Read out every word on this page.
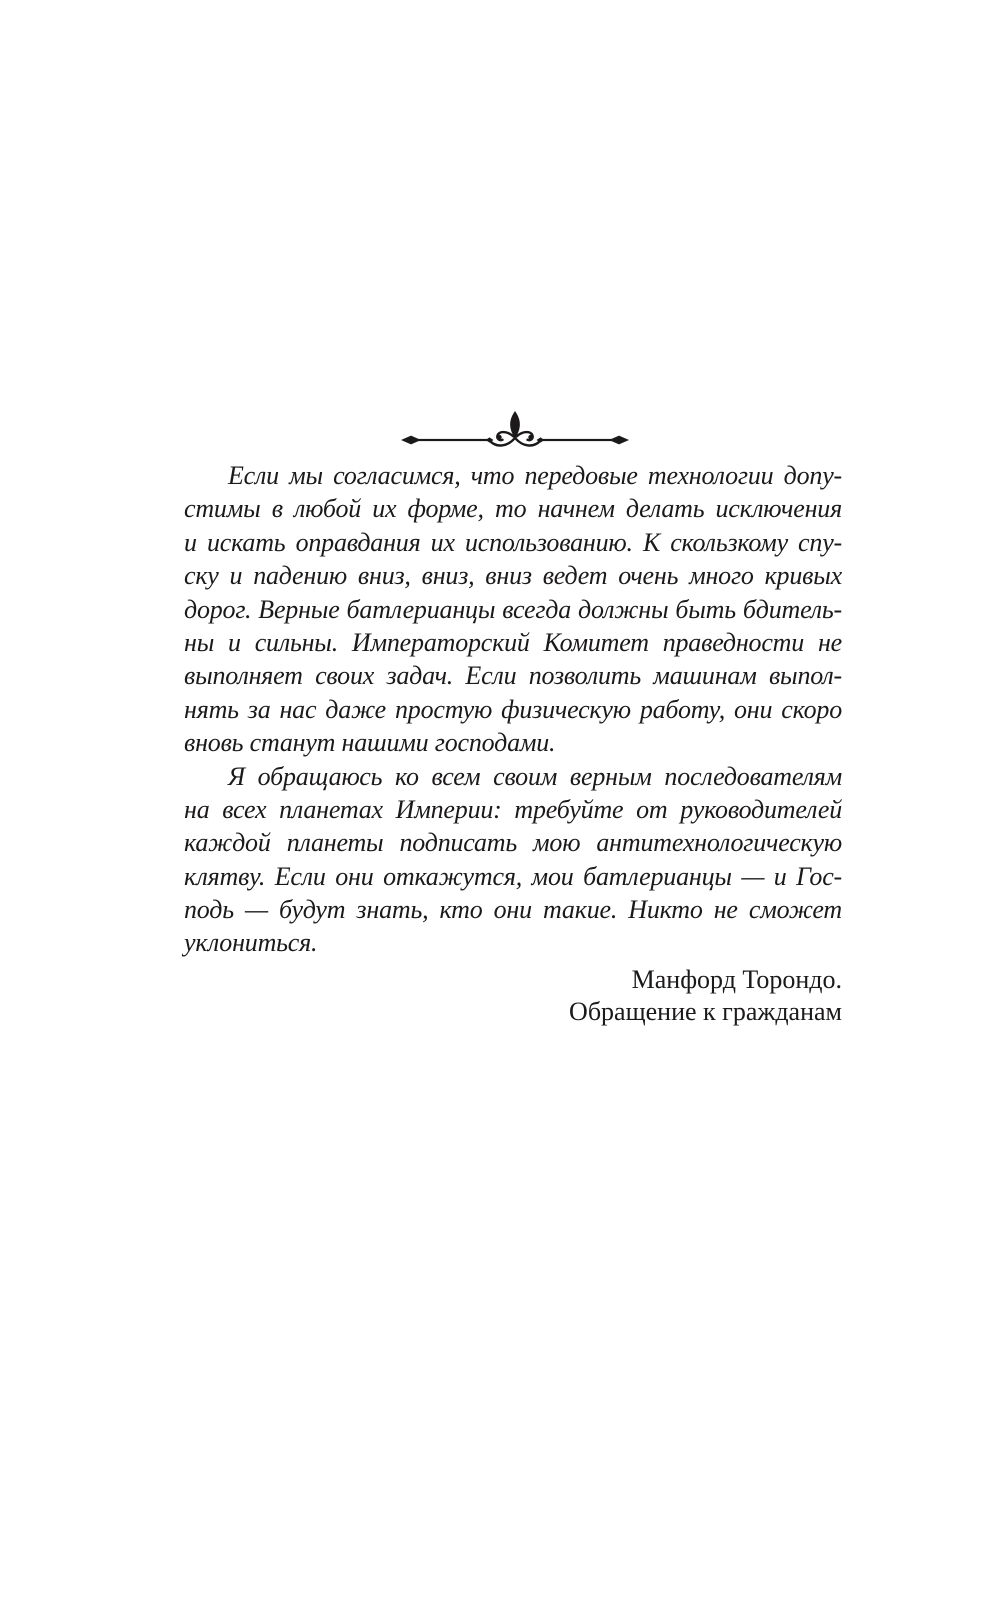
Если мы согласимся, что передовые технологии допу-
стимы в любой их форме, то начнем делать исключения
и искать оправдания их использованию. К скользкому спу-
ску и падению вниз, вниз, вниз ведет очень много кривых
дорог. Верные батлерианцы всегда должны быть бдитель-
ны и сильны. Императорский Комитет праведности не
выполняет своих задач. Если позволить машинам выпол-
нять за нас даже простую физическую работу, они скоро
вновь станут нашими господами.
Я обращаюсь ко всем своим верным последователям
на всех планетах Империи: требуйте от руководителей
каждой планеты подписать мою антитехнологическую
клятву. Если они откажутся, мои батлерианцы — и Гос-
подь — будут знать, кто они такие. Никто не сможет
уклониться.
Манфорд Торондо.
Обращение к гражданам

##############################

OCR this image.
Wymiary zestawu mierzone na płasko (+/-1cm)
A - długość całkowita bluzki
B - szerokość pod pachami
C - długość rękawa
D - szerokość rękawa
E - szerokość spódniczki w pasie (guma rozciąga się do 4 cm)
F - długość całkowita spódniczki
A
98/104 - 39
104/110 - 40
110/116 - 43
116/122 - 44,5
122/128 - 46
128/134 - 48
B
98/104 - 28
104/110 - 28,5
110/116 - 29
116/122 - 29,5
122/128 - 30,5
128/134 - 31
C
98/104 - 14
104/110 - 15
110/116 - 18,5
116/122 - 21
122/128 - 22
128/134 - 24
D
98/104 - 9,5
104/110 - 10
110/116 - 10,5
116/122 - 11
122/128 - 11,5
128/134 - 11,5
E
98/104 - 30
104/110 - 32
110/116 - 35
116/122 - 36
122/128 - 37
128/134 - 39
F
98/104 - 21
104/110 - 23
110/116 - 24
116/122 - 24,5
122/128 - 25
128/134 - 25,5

##############################

◆ **Given instruction**:
Show every line from the listing above in which the string "całkowita" appears.

◆ **Finished answer**:
A - długość całkowita bluzki
F - długość całkowita spódniczki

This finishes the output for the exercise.